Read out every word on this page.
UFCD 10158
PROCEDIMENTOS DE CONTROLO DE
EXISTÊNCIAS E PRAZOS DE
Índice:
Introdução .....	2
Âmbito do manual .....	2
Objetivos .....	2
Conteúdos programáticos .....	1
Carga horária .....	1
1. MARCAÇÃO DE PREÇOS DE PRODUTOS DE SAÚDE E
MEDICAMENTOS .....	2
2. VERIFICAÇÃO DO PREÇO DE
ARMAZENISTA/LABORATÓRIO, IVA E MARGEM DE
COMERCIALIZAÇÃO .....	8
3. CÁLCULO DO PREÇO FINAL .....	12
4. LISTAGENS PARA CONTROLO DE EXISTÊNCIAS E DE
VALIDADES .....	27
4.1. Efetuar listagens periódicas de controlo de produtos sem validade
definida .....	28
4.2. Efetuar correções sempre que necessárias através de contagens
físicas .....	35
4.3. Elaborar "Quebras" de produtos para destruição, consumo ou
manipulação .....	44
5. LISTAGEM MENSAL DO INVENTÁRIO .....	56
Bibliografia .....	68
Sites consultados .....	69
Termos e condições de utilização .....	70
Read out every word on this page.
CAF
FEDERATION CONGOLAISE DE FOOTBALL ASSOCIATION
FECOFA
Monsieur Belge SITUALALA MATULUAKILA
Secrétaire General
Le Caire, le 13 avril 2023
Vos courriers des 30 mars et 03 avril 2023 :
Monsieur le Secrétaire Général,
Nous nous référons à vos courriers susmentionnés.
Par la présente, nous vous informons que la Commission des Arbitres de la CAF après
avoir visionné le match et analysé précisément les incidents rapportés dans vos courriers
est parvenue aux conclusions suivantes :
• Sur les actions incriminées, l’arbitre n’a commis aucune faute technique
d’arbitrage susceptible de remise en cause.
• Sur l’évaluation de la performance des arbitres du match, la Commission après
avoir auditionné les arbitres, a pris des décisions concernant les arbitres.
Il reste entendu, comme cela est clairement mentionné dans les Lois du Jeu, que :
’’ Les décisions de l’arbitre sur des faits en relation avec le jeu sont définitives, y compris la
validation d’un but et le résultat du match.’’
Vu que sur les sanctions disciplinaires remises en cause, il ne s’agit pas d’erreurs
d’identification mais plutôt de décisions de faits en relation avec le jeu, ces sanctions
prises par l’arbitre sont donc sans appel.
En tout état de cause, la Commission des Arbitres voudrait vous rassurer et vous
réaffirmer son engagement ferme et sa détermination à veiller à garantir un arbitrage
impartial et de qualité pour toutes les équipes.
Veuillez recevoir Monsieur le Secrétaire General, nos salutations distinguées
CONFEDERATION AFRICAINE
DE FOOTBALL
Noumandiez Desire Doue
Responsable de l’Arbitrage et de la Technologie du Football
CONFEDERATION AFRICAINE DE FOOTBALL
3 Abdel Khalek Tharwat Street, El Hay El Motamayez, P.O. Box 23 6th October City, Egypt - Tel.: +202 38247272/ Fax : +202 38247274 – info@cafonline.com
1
========================================================================
[Exercise requirements]
Identify every line above with the string "match" in it. Copy those lines.

[Result below]
avoir visionné le match et analysé précisément les incidents rapportés dans vos courriers
• Sur l’évaluation de la performance des arbitres du match, la Commission après
validation d’un but et le résultat du match.’’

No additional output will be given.